**WORK TO COMPLETE**
Find each line containing the string "formerly". Copy it.

**EXTRACTED RECORDS**
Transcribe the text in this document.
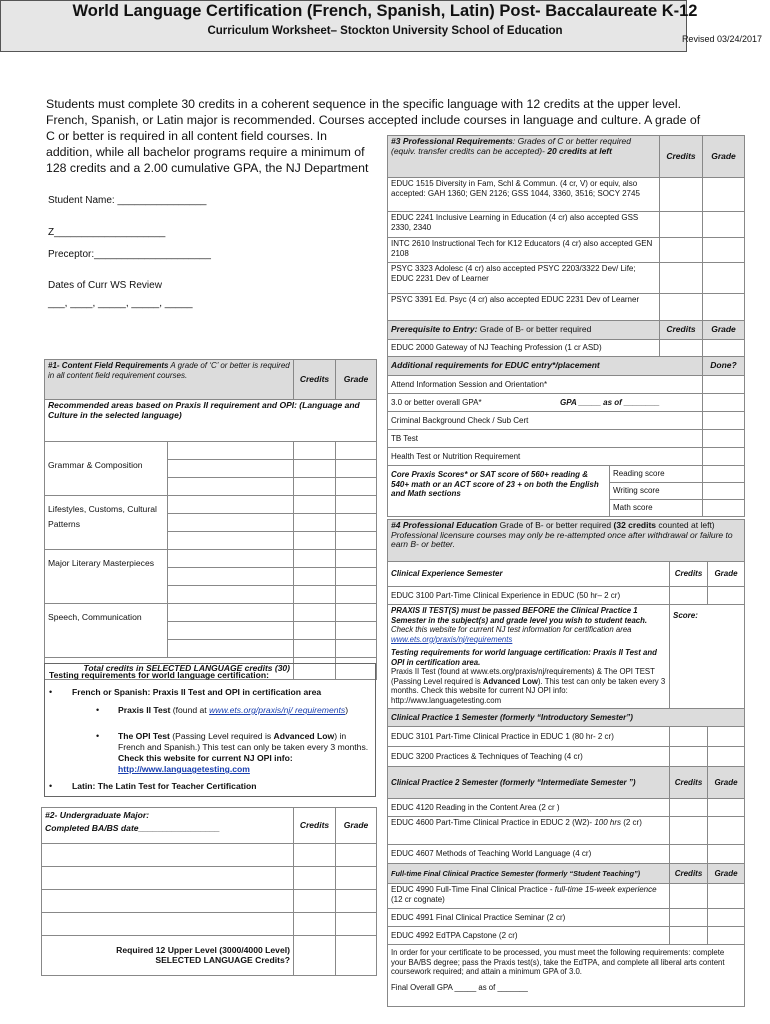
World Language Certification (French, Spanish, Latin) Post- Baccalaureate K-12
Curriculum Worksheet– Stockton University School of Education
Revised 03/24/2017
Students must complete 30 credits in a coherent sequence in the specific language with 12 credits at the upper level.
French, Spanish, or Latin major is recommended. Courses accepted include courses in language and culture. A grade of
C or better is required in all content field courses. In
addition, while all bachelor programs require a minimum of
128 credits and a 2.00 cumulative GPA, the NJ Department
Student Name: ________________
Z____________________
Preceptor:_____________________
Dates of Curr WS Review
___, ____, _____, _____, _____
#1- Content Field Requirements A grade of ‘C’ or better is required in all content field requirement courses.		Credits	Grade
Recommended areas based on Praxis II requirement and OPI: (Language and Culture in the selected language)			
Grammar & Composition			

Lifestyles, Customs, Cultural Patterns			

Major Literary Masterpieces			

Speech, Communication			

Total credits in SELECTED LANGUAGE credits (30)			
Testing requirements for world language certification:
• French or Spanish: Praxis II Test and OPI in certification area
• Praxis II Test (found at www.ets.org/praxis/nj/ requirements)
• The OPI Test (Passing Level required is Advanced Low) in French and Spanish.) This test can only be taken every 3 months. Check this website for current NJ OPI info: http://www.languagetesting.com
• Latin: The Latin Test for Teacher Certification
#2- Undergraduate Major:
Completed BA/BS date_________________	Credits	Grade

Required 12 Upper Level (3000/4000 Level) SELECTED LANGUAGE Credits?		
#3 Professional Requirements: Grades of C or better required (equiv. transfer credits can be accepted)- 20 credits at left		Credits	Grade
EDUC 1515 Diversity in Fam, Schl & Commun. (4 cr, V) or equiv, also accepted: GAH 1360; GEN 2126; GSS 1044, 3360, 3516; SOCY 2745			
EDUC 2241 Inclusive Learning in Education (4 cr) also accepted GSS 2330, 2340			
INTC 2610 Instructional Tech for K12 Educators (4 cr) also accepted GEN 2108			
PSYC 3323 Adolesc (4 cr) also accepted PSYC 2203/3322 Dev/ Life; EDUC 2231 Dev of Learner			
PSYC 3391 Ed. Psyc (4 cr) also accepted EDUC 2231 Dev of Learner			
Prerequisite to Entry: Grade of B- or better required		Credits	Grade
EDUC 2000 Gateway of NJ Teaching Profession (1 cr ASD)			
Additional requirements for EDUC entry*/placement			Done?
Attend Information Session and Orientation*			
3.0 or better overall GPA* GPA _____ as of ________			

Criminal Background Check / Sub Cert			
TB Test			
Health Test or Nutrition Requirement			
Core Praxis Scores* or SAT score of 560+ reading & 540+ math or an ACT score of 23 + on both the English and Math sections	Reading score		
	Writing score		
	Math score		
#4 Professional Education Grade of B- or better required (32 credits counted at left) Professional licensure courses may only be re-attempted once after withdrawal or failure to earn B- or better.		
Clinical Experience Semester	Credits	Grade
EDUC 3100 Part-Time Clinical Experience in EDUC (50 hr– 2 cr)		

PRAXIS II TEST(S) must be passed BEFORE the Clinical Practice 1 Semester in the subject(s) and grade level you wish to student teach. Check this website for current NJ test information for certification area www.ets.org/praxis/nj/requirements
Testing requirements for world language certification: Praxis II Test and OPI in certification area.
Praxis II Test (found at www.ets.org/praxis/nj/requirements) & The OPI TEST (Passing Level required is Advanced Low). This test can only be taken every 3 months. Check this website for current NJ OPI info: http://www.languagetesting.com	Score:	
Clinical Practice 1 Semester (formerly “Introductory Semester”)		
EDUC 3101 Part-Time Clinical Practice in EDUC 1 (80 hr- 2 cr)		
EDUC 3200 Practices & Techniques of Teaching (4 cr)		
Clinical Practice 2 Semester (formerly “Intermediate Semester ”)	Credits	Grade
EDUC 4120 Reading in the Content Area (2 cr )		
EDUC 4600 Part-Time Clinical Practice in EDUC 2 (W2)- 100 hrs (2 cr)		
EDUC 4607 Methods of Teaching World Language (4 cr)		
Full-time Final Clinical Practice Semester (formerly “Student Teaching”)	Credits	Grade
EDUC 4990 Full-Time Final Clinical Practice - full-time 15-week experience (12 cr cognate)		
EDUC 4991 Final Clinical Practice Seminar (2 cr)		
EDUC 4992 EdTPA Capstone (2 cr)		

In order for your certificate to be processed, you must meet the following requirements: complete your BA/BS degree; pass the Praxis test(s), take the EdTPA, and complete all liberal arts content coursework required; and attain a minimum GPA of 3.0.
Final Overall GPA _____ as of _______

**EXERCISE ANSWER**
Clinical Practice 1 Semester (formerly “Introductory Semester”)		
Clinical Practice 2 Semester (formerly “Intermediate Semester ”)	Credits	Grade
Full-time Final Clinical Practice Semester (formerly “Student Teaching”)	Credits	Grade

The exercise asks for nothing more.